Extract:

Last week, Ethereum underwent its biggest protocol upgrade in years. One shift, called EIP-1559, changes the cryptocurrency’s basic economics by “burning” the ETH used to pay transaction fees, which will reduce ETH’s total supply over time. 

So far? It’s been smooth sailing. As of Tuesday afternoon, about 25,000 ETH — worth around $80 million — have been removed from the supply since the August 5 upgrade. ETH’s price has also spiked past the $3,000 mark last seen in May. The rally has even led some to speculate again about the prospect of “the flippening,” in which Ethereum’s market cap would one day eclipse Bitcoin’s.

Takes

Dogecoin-themed hot dogs sell for big money, AMC to accept bitcoin for movie tickets

  • And the wiener is… Someone bought a single pack of dogecoin-themed hot dogs on eBay for $15,001.00 during an Oscar Mayer charity auction. “The #DogeArmy sent our Hot Doge Wieners TO THE MOON,” the company tweeted.

  • That’s the ticket… Movie theater chain (and memestock benefactor) AMC will begin accepting bitcoin for tickets and concessions. “I’ve had to learn more in the past six months about blockchain and cryptocurrency than I learned about it in the entire decade before that,” said AMC’s CEO.

Data section:

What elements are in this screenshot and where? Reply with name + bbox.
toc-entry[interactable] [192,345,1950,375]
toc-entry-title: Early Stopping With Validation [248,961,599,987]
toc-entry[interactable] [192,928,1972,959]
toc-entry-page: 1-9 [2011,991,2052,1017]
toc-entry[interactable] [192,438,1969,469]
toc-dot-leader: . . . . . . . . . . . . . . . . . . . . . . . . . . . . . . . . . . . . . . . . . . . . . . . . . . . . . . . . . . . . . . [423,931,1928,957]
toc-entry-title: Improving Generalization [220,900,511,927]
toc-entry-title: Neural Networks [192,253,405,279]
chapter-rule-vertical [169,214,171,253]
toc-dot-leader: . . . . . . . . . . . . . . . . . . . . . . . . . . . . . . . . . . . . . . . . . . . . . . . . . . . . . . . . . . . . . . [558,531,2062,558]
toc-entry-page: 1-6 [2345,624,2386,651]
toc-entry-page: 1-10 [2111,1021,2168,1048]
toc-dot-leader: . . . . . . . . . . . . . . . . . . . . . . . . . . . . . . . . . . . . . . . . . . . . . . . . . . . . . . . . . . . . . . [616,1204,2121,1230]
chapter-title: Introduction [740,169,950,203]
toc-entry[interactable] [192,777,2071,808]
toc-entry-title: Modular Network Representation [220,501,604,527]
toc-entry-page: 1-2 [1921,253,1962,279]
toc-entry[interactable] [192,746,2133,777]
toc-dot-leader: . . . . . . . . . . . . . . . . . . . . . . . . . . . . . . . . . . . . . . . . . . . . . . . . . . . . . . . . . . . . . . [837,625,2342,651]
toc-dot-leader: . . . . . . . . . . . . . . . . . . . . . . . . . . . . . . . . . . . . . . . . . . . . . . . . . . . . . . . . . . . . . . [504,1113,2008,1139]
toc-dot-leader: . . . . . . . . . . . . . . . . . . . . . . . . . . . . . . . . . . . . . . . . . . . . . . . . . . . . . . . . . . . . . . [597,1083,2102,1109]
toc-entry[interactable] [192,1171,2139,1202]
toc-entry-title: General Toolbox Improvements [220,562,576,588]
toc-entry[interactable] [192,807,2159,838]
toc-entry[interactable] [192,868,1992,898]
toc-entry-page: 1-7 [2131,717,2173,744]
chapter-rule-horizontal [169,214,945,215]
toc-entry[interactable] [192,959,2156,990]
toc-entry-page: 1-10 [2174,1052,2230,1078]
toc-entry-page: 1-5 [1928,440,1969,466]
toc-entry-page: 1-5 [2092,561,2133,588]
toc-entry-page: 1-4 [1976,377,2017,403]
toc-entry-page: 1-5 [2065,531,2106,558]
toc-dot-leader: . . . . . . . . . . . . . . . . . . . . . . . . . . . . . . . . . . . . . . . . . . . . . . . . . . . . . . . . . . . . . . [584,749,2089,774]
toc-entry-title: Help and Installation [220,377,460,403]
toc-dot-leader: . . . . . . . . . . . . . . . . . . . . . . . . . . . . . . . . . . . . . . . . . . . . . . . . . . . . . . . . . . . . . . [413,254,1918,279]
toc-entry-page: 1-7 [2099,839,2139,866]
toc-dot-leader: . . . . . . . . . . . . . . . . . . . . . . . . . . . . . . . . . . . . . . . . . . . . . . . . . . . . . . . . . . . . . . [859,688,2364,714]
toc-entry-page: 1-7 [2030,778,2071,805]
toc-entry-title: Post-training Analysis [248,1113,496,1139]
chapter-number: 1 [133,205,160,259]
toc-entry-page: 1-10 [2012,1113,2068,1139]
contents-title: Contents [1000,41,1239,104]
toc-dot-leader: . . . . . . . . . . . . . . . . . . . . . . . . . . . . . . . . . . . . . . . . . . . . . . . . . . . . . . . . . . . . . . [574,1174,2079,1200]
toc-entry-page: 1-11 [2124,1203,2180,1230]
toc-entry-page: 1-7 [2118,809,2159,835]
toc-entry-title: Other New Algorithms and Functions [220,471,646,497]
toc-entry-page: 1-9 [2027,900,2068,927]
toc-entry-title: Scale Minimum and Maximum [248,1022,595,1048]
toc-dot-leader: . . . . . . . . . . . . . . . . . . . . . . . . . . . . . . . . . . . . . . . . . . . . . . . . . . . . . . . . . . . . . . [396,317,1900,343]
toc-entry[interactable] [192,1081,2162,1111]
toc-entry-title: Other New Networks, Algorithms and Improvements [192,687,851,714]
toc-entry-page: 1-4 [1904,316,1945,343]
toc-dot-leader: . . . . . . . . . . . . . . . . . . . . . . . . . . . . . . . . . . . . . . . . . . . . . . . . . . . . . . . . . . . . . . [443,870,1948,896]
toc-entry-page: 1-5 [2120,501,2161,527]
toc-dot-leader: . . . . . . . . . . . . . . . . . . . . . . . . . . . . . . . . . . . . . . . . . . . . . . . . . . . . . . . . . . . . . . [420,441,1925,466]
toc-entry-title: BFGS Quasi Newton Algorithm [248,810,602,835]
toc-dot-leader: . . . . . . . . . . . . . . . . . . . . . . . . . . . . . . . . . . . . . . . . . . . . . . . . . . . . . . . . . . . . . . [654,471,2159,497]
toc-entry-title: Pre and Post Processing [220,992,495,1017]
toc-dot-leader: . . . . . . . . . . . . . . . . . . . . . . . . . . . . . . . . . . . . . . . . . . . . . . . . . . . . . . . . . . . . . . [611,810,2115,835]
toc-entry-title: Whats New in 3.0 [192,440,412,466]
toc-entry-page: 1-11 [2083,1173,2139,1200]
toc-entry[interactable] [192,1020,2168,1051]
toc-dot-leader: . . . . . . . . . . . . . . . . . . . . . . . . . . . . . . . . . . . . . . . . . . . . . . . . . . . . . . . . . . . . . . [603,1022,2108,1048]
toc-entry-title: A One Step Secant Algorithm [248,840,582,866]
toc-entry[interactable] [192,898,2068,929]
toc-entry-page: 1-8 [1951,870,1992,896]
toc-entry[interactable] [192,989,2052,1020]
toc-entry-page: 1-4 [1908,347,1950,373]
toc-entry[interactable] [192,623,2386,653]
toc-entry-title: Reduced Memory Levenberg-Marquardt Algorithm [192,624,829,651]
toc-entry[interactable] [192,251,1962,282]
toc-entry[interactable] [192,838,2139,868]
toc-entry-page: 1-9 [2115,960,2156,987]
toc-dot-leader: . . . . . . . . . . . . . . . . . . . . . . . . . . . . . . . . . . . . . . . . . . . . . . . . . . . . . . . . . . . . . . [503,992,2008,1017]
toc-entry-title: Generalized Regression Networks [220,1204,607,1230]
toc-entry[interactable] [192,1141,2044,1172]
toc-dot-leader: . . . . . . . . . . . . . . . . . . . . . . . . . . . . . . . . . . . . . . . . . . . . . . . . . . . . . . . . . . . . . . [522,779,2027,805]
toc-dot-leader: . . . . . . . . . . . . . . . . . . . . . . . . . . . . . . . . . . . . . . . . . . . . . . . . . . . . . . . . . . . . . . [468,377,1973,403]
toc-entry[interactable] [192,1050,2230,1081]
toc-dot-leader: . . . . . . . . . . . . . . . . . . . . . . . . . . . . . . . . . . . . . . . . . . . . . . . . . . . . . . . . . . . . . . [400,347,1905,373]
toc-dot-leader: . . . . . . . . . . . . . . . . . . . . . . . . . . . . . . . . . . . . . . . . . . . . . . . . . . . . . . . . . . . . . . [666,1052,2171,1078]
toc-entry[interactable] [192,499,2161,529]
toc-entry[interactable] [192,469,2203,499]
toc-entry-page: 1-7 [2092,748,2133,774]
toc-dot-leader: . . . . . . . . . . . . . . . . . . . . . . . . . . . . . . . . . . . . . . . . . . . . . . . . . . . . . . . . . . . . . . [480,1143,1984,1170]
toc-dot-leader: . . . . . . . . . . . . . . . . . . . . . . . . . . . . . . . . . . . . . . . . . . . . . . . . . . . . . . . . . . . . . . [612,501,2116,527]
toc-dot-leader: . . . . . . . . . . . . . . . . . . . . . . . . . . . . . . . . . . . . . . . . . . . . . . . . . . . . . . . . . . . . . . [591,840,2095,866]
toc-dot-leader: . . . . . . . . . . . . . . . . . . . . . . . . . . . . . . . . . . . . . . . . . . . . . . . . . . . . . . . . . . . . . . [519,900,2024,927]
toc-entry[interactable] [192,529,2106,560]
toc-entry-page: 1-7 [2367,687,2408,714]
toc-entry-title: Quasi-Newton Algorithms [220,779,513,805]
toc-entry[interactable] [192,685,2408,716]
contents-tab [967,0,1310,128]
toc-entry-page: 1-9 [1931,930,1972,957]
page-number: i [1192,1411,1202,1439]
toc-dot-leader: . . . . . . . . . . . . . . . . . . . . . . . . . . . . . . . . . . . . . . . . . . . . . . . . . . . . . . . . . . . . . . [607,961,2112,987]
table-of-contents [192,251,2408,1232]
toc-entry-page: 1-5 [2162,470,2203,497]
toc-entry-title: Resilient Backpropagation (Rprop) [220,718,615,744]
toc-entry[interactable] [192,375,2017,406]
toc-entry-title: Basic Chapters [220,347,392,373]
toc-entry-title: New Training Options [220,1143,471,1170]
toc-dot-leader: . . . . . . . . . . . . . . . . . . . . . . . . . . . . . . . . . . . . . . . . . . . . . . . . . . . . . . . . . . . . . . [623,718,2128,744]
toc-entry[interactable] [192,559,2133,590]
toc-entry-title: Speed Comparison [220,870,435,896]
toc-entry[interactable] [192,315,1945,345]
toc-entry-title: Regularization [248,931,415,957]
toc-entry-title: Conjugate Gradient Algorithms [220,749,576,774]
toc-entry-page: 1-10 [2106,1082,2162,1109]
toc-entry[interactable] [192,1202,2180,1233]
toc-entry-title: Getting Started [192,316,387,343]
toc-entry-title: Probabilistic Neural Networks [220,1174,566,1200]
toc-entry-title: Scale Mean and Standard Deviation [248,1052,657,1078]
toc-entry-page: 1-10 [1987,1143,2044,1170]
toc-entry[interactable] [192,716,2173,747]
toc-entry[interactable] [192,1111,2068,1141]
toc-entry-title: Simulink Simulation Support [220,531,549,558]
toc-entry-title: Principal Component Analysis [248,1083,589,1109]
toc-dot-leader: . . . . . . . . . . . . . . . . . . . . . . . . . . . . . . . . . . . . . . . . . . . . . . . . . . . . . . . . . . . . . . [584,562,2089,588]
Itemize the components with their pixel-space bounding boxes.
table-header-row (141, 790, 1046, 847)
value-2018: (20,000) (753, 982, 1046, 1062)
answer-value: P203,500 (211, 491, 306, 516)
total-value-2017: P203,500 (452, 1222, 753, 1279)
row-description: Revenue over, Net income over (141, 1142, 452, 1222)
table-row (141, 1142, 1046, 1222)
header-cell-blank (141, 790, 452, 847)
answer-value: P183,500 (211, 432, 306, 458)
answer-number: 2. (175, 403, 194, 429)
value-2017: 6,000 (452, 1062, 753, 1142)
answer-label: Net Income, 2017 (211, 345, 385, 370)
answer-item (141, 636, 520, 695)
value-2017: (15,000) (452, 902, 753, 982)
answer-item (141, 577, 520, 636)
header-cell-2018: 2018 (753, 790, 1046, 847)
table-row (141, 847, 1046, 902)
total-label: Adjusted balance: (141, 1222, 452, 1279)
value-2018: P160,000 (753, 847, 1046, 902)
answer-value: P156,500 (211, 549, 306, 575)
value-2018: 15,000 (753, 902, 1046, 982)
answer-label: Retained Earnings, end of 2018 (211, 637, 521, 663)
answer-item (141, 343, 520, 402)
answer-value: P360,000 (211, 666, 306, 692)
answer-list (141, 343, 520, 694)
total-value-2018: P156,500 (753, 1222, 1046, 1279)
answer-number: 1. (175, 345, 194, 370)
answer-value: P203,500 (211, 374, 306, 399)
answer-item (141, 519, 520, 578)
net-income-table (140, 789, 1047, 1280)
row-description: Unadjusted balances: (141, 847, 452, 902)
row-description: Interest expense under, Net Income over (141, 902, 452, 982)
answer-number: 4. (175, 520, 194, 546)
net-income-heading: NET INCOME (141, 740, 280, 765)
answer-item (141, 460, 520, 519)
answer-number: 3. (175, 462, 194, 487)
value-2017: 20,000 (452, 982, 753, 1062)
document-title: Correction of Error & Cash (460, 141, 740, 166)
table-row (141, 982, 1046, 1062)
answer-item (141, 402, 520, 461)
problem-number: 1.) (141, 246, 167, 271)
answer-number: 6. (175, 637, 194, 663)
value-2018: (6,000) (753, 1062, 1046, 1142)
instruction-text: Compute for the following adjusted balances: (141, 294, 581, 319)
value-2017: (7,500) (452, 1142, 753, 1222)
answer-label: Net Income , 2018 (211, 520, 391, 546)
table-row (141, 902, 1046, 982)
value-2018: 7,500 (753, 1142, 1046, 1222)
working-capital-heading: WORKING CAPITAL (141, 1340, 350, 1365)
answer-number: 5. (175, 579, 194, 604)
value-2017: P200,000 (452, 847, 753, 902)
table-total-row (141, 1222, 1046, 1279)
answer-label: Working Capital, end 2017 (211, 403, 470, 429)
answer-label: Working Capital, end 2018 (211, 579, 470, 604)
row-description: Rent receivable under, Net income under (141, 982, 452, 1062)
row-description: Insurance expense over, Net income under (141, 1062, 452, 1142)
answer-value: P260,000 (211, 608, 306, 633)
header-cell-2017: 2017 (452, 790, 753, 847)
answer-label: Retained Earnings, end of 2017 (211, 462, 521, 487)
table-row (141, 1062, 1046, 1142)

Exercise requirements:
- a) According to the crypto news excerpt, how much ETH had been removed from the supply since the August 5 upgrade, as of Tuesday afternoon?
- b) Translate this sentence from the crypto news excerpt into Spanish: "ETH’s price has also spiked past the $3,000 mark last seen in May."
- c) Duplicate the part of the crypto news excerpt starting with "Dogecoin-themed hot dogs sell" and going on through "said AMC’s CEO.".

Problem solutions:
- a) About 25,000 ETH, worth around $80 million.

- b) El precio de ETH también se ha disparado por encima de la marca de los 3.000 dólares, vista por última vez en mayo.

- c)
Dogecoin-themed hot dogs sell for big money, AMC to accept bitcoin for movie tickets

  • And the wiener is… Someone bought a single pack of dogecoin-themed hot dogs on eBay for $15,001.00 during an Oscar Mayer charity auction. “The #DogeArmy sent our Hot Doge Wieners TO THE MOON,” the company tweeted.

  • That’s the ticket… Movie theater chain (and memestock benefactor) AMC will begin accepting bitcoin for tickets and concessions. “I’ve had to learn more in the past six months about blockchain and cryptocurrency than I learned about it in the entire decade before that,” said AMC’s CEO.